-------- INPUT RECORDS --------

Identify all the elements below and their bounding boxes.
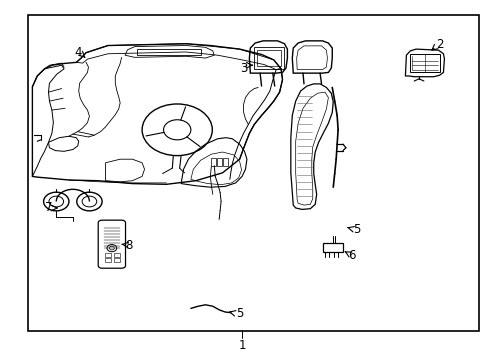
Text: 5: 5 (235, 307, 243, 320)
Bar (256, 50, 281, 66)
Text: 5: 5 (352, 223, 360, 236)
Bar (27, 15, 478, 330)
Bar (105, 258, 111, 262)
Text: 3: 3 (239, 62, 247, 75)
Text: 1: 1 (238, 339, 245, 352)
Bar (217, 158, 222, 166)
Bar (211, 158, 216, 166)
Bar (105, 253, 111, 257)
Text: 2: 2 (435, 38, 443, 51)
Bar (223, 158, 227, 166)
Bar (322, 243, 342, 252)
Text: 7: 7 (44, 202, 52, 215)
Bar (114, 258, 120, 262)
Text: 4: 4 (74, 46, 81, 59)
Bar (137, 49, 200, 55)
Bar (409, 54, 439, 72)
Text: 6: 6 (347, 249, 355, 262)
Text: 8: 8 (124, 239, 132, 252)
Bar (114, 253, 120, 257)
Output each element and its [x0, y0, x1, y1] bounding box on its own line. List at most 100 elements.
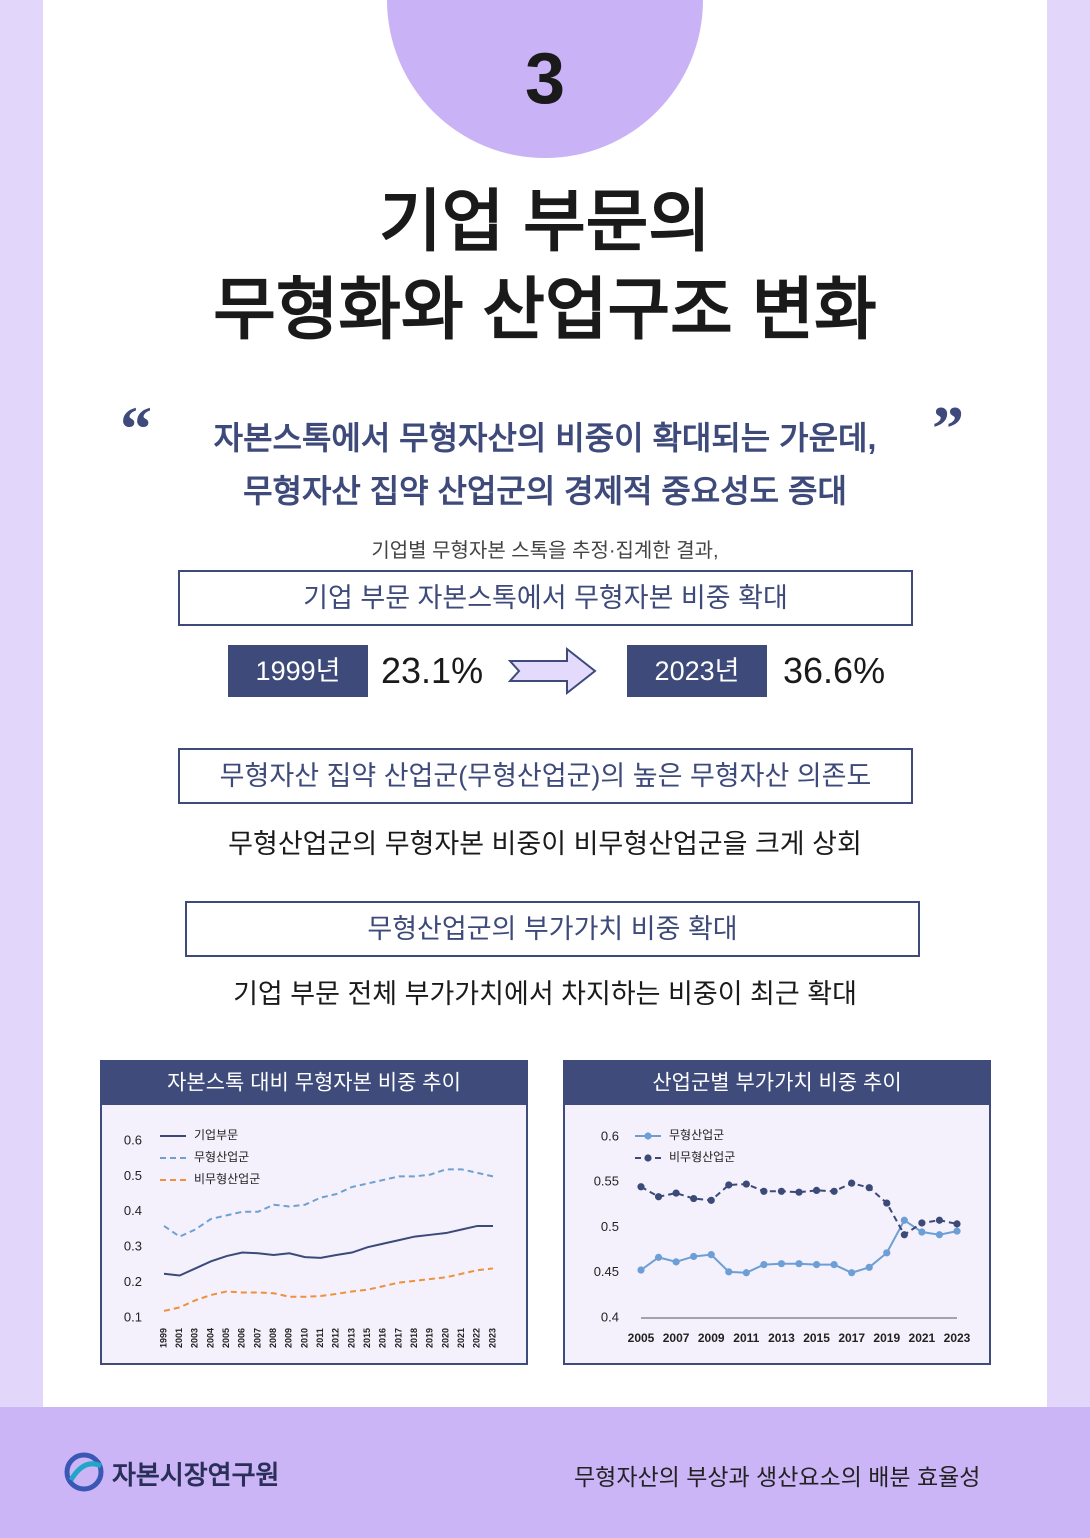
share-value: 23.1% — [381, 650, 484, 691]
finding-heading: 기업 부문 자본스톡에서 무형자본 비중 확대 — [178, 570, 913, 626]
series-marker — [672, 1258, 680, 1266]
x-tick-label: 2003 — [190, 1328, 200, 1348]
logo-text: 자본시장연구원 — [112, 1460, 280, 1490]
legend-label: 비무형산업군 — [669, 1150, 735, 1164]
series-marker — [883, 1199, 891, 1207]
series-marker — [777, 1260, 786, 1268]
x-tick-label: 2012 — [331, 1328, 341, 1348]
logo-icon — [64, 1452, 104, 1492]
series-marker — [795, 1188, 803, 1196]
y-tick-label: 0.4 — [124, 1203, 142, 1218]
series-marker — [707, 1196, 715, 1204]
series-marker — [935, 1231, 944, 1239]
legend-label: 무형산업군 — [669, 1128, 724, 1142]
x-tick-label: 2022 — [472, 1328, 482, 1348]
x-tick-label: 2008 — [268, 1328, 278, 1348]
legend-label: 기업부문 — [194, 1128, 238, 1142]
y-tick-label: 0.6 — [601, 1128, 619, 1143]
finding-text: 기업 부문 전체 부가가치에서 차지하는 비중이 최근 확대 — [233, 979, 857, 1009]
series-marker — [672, 1189, 680, 1197]
series-marker — [654, 1193, 663, 1201]
x-tick-label: 2019 — [873, 1331, 900, 1345]
y-tick-label: 0.6 — [124, 1132, 142, 1147]
chart-title: 자본스톡 대비 무형자본 비중 추이 — [167, 1072, 461, 1095]
x-tick-label: 2009 — [284, 1328, 294, 1348]
x-tick-label: 2011 — [733, 1331, 759, 1345]
x-tick-label: 2023 — [944, 1331, 971, 1345]
x-tick-label: 2021 — [909, 1331, 936, 1345]
year-box: 1999년 — [228, 645, 368, 697]
series-marker — [690, 1252, 698, 1261]
series-marker — [690, 1194, 698, 1203]
x-tick-label: 2007 — [663, 1331, 690, 1345]
series-marker — [865, 1263, 873, 1271]
x-tick-label: 2006 — [237, 1328, 247, 1348]
share-value: 36.6% — [783, 650, 886, 691]
series-marker — [953, 1227, 961, 1235]
y-tick-label: 0.4 — [601, 1309, 619, 1324]
series-marker — [935, 1216, 944, 1224]
quote-mark: “ — [120, 393, 152, 464]
x-tick-label: 2017 — [393, 1328, 403, 1348]
report-title: 무형자산의 부상과 생산요소의 배분 효율성 — [574, 1464, 981, 1490]
panel — [100, 1060, 528, 1365]
x-tick-label: 2010 — [299, 1328, 309, 1348]
title-line: 기업 부문의 — [379, 184, 711, 260]
y-tick-label: 0.2 — [124, 1274, 142, 1289]
y-tick-label: 0.1 — [124, 1309, 142, 1324]
x-tick-label: 2015 — [362, 1328, 372, 1348]
finding-heading: 무형자산 집약 산업군(무형산업군)의 높은 무형자산 의존도 — [178, 748, 913, 804]
x-tick-label: 1999 — [158, 1328, 168, 1348]
series-marker — [760, 1187, 768, 1195]
chart: 자본스톡 대비 무형자본 비중 추이 0.1 0.2 0.3 0.4 0.5 0.6 1999… — [100, 1060, 528, 1365]
x-tick-label: 2021 — [456, 1328, 466, 1348]
x-tick-label: 2015 — [803, 1331, 830, 1345]
y-tick-label: 0.5 — [124, 1168, 142, 1183]
x-tick-label: 2013 — [768, 1331, 795, 1345]
series-marker — [812, 1186, 821, 1194]
series-marker — [918, 1228, 926, 1236]
chart-title: 산업군별 부가가치 비중 추이 — [652, 1072, 901, 1095]
series-marker — [900, 1231, 908, 1239]
series-marker — [654, 1253, 663, 1261]
x-tick-label: 2016 — [378, 1328, 388, 1348]
y-tick-label: 0.3 — [124, 1239, 142, 1254]
x-tick-label: 2013 — [346, 1328, 356, 1348]
finding-text: 무형산업군의 무형자본 비중이 비무형산업군을 크게 상회 — [228, 829, 862, 859]
x-tick-label: 2020 — [440, 1328, 450, 1348]
intro: 기업별 무형자본 스톡을 추정·집계한 결과, — [371, 540, 719, 562]
x-tick-label: 2004 — [205, 1328, 215, 1348]
series-marker — [830, 1187, 838, 1195]
series-marker — [812, 1261, 821, 1269]
series-marker — [953, 1220, 961, 1228]
series-marker — [777, 1187, 786, 1195]
legend-marker — [644, 1154, 652, 1162]
quote-line: 자본스톡에서 무형자산의 비중이 확대되는 가운데, — [213, 420, 877, 456]
series-marker — [725, 1268, 733, 1276]
series-marker — [900, 1216, 908, 1224]
arrow-shape — [507, 646, 597, 696]
series-marker — [883, 1249, 891, 1257]
series-marker — [918, 1219, 926, 1227]
arrow — [507, 646, 597, 696]
y-tick-label: 0.5 — [601, 1219, 619, 1234]
x-tick-label: 2009 — [698, 1331, 725, 1345]
series-marker — [795, 1260, 803, 1268]
series-marker — [760, 1261, 768, 1269]
series-marker — [725, 1181, 733, 1189]
x-tick-label: 2005 — [628, 1331, 655, 1345]
legend-marker — [644, 1132, 652, 1140]
series-marker — [848, 1179, 856, 1187]
x-tick-label: 2019 — [425, 1328, 435, 1348]
x-tick-label: 2005 — [221, 1328, 231, 1348]
x-tick-label: 2018 — [409, 1328, 419, 1348]
chart: 산업군별 부가가치 비중 추이 0.4 0.45 0.5 0.55 0.6 2005 2007… — [563, 1060, 991, 1365]
panel-header — [101, 1061, 527, 1105]
finding-heading: 무형산업군의 부가가치 비중 확대 — [185, 901, 920, 957]
series-line — [163, 1224, 493, 1277]
y-tick-label: 0.55 — [594, 1174, 619, 1189]
series-line — [163, 1168, 494, 1238]
panel-header — [564, 1061, 990, 1105]
series-marker — [830, 1261, 838, 1269]
series-marker — [707, 1251, 715, 1259]
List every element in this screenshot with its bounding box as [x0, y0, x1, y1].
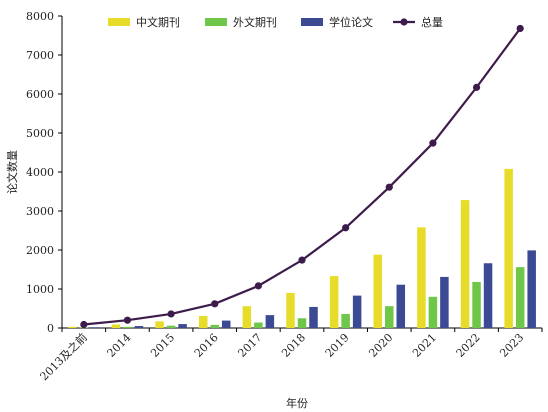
bar	[123, 326, 132, 328]
x-tick-label: 2018	[279, 331, 308, 360]
legend-label: 中文期刊	[136, 15, 180, 29]
bar	[68, 326, 77, 328]
bar	[221, 320, 231, 328]
y-tick-label: 8000	[26, 10, 54, 23]
line-path	[83, 27, 522, 326]
y-tick-label: 4000	[26, 166, 54, 179]
line-point	[167, 310, 175, 318]
x-tick-label: 2021	[410, 331, 439, 360]
bar	[440, 276, 449, 328]
y-tick-label: 1000	[26, 283, 54, 296]
legend-label: 总量	[421, 15, 443, 29]
x-tick-label: 2013及之前	[37, 330, 90, 383]
x-tick-label: 2019	[323, 331, 352, 360]
x-tick-label: 2020	[366, 331, 395, 360]
bar	[460, 200, 470, 328]
y-tick-label: 7000	[26, 49, 54, 62]
x-tick-label: 2022	[454, 331, 483, 360]
legend-marker	[400, 18, 408, 26]
y-tick-label: 6000	[26, 88, 54, 101]
x-tick-label: 2015	[148, 331, 177, 360]
line-point	[123, 316, 132, 324]
legend-label: 外文期刊	[233, 15, 277, 29]
line-point	[298, 256, 306, 264]
bar	[286, 292, 295, 328]
bar	[373, 254, 383, 328]
bar	[309, 306, 318, 328]
line-point	[254, 282, 262, 290]
x-tick-label: 2016	[192, 331, 221, 360]
bar	[527, 250, 536, 328]
bar	[483, 263, 493, 328]
bar	[472, 281, 481, 328]
bar	[297, 318, 307, 328]
bar	[265, 315, 275, 328]
x-tick-label: 2017	[235, 331, 264, 360]
bar	[166, 325, 176, 328]
bar	[178, 324, 187, 328]
bar	[341, 313, 350, 328]
legend-swatch	[301, 18, 323, 26]
bar	[254, 322, 263, 328]
bar	[515, 267, 525, 328]
bar	[242, 306, 252, 328]
legend-swatch	[205, 18, 227, 26]
y-axis-title: 论文数量	[5, 150, 19, 194]
bar	[134, 326, 144, 328]
total-line-series	[80, 24, 524, 329]
bar	[396, 284, 406, 328]
y-tick-label: 5000	[26, 127, 54, 140]
line-point	[385, 183, 393, 191]
line-point	[80, 320, 88, 329]
bar	[504, 168, 513, 328]
legend-label: 学位论文	[329, 15, 373, 29]
bars	[68, 168, 536, 328]
line-point	[211, 300, 219, 308]
bar	[428, 296, 438, 328]
bar	[111, 324, 121, 328]
line-point	[516, 24, 524, 33]
line-point	[472, 83, 481, 91]
bar	[155, 321, 164, 328]
bar	[385, 306, 394, 328]
legend: 中文期刊 外文期刊 学位论文 总量	[108, 15, 443, 29]
x-tick-label: 2014	[105, 331, 134, 360]
bar	[329, 276, 339, 328]
y-tick-label: 2000	[26, 244, 54, 257]
line-point	[342, 224, 350, 232]
x-axis-title: 年份	[286, 396, 308, 410]
legend-swatch	[108, 18, 130, 26]
x-tick-label: 2023	[497, 331, 526, 360]
line-point	[429, 139, 437, 147]
bar	[198, 315, 208, 328]
bar	[210, 324, 219, 328]
bar	[91, 327, 100, 328]
bar	[417, 227, 426, 328]
y-tick-label: 0	[47, 322, 54, 335]
y-tick-label: 3000	[26, 205, 54, 218]
bar	[352, 295, 362, 328]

--------

**PROMPT:** Put the lines from the material into a Markdown table with the columns Row and Line, starting at "Text: 5: 5 (235, 307, 243, 320)" and ending at "Bar (105, 253, 111, 257)". Leave out any blank lines.

**TASK SOLUTION:**
| Row | Line |
|---|---|
| 1 | Text: 5: 5 (235, 307, 243, 320) |
| 2 | Bar (256, 50, 281, 66) |
| 3 | Text: 5: 5 (352, 223, 360, 236) |
| 4 | Bar (27, 15, 478, 330) |
| 5 | Bar (105, 258, 111, 262) |
| 6 | Text: 3: 3 (239, 62, 247, 75) |
| 7 | Text: 1: 1 (238, 339, 245, 352) |
| 8 | Bar (217, 158, 222, 166) |
| 9 | Bar (211, 158, 216, 166) |
| 10 | Bar (105, 253, 111, 257) |